Stated goal
Will you write out the data exactly, excluding every picture?

Entries shown

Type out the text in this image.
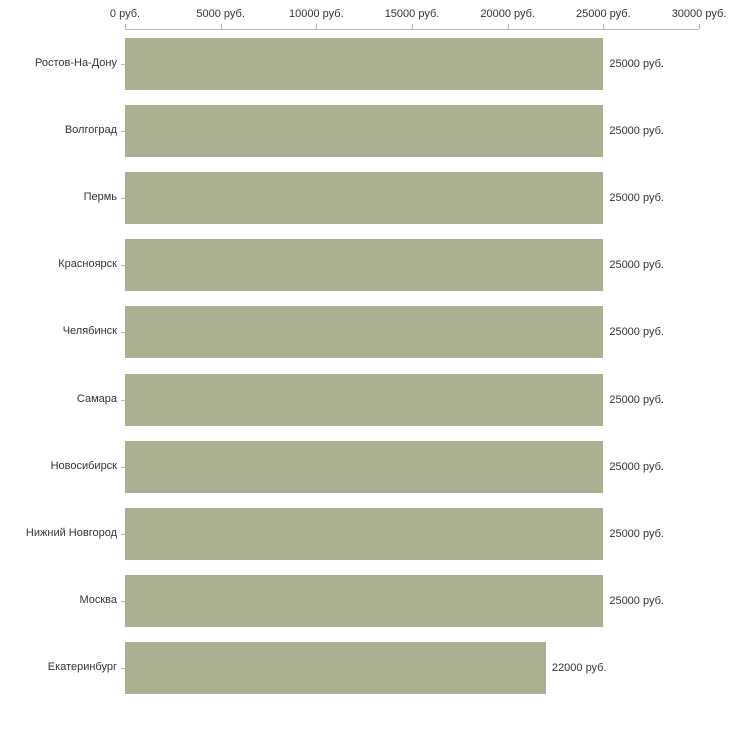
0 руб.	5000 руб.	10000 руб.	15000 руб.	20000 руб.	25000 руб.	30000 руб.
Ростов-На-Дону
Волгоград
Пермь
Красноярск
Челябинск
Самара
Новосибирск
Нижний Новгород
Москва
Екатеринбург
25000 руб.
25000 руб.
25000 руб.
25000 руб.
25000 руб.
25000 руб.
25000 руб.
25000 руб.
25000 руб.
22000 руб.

Result for this task
Type out the text in this image.
0 руб.	5000 руб.	10000 руб.	15000 руб.	20000 руб.	25000 руб.	30000 руб.
Ростов-На-Дону
Волгоград
Пермь
Красноярск
Челябинск
Самара
Новосибирск
Нижний Новгород
Москва
Екатеринбург
25000 руб.
25000 руб.
25000 руб.
25000 руб.
25000 руб.
25000 руб.
25000 руб.
25000 руб.
25000 руб.
22000 руб.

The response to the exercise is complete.